*Stated task:* Extract each record and reproduce it exactly.
-.-.-
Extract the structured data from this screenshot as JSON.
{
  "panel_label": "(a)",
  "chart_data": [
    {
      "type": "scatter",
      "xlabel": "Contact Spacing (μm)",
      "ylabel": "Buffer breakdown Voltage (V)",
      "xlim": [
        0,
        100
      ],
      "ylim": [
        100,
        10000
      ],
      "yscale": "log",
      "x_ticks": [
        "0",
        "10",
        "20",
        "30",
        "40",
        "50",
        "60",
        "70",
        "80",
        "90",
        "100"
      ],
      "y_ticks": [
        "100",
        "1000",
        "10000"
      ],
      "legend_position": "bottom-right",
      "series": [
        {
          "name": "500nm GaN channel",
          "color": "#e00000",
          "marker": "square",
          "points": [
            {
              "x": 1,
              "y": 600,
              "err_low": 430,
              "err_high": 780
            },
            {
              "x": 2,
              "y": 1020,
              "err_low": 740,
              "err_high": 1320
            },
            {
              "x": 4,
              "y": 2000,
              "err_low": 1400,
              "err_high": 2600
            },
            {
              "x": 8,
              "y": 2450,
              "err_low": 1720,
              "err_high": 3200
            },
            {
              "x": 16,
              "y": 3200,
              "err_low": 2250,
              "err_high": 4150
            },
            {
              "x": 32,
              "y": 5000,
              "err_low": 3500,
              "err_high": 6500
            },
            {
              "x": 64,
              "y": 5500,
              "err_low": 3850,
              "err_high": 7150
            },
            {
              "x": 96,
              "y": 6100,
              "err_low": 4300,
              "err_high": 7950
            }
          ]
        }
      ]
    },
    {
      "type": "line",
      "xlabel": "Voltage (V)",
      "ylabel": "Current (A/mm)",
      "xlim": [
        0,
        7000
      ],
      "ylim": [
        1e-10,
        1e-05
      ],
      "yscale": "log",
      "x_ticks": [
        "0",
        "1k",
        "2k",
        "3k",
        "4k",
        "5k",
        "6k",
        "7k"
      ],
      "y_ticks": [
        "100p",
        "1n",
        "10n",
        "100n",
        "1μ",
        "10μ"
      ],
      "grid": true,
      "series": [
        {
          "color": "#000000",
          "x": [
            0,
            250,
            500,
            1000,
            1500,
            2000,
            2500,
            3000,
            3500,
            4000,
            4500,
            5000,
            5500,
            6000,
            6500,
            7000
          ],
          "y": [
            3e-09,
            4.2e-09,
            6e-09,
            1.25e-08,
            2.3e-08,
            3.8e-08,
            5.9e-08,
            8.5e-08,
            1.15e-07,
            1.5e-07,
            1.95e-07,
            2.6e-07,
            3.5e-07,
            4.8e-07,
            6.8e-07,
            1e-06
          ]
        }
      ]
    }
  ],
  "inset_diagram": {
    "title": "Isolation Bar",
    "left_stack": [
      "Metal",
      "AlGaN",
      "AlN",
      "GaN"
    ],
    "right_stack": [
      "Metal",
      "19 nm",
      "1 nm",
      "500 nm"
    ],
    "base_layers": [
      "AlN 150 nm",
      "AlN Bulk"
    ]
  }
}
-.-.-
*Completed exercise:*
Extract the structured data from this screenshot as JSON.
{
  "panel_label": "(a)",
  "chart_data": [
    {
      "type": "scatter",
      "xlabel": "Contact Spacing (μm)",
      "ylabel": "Buffer breakdown Voltage (V)",
      "xlim": [
        0,
        100
      ],
      "ylim": [
        100,
        10000
      ],
      "yscale": "log",
      "x_ticks": [
        "0",
        "10",
        "20",
        "30",
        "40",
        "50",
        "60",
        "70",
        "80",
        "90",
        "100"
      ],
      "y_ticks": [
        "100",
        "1000",
        "10000"
      ],
      "legend_position": "bottom-right",
      "series": [
        {
          "name": "500nm GaN channel",
          "color": "#e00000",
          "marker": "square",
          "points": [
            {
              "x": 1,
              "y": 600,
              "err_low": 430,
              "err_high": 780
            },
            {
              "x": 2,
              "y": 1020,
              "err_low": 740,
              "err_high": 1320
            },
            {
              "x": 4,
              "y": 2000,
              "err_low": 1400,
              "err_high": 2600
            },
            {
              "x": 8,
              "y": 2450,
              "err_low": 1720,
              "err_high": 3200
            },
            {
              "x": 16,
              "y": 3200,
              "err_low": 2250,
              "err_high": 4150
            },
            {
              "x": 32,
              "y": 5000,
              "err_low": 3500,
              "err_high": 6500
            },
            {
              "x": 64,
              "y": 5500,
              "err_low": 3850,
              "err_high": 7150
            },
            {
              "x": 96,
              "y": 6100,
              "err_low": 4300,
              "err_high": 7950
            }
          ]
        }
      ]
    },
    {
      "type": "line",
      "xlabel": "Voltage (V)",
      "ylabel": "Current (A/mm)",
      "xlim": [
        0,
        7000
      ],
      "ylim": [
        1e-10,
        1e-05
      ],
      "yscale": "log",
      "x_ticks": [
        "0",
        "1k",
        "2k",
        "3k",
        "4k",
        "5k",
        "6k",
        "7k"
      ],
      "y_ticks": [
        "100p",
        "1n",
        "10n",
        "100n",
        "1μ",
        "10μ"
      ],
      "grid": true,
      "series": [
        {
          "color": "#000000",
          "x": [
            0,
            250,
            500,
            1000,
            1500,
            2000,
            2500,
            3000,
            3500,
            4000,
            4500,
            5000,
            5500,
            6000,
            6500,
            7000
          ],
          "y": [
            3e-09,
            4.2e-09,
            6e-09,
            1.25e-08,
            2.3e-08,
            3.8e-08,
            5.9e-08,
            8.5e-08,
            1.15e-07,
            1.5e-07,
            1.95e-07,
            2.6e-07,
            3.5e-07,
            4.8e-07,
            6.8e-07,
            1e-06
          ]
        }
      ]
    }
  ],
  "inset_diagram": {
    "title": "Isolation Bar",
    "left_stack": [
      "Metal",
      "AlGaN",
      "AlN",
      "GaN"
    ],
    "right_stack": [
      "Metal",
      "19 nm",
      "1 nm",
      "500 nm"
    ],
    "base_layers": [
      "AlN 150 nm",
      "AlN Bulk"
    ]
  }
}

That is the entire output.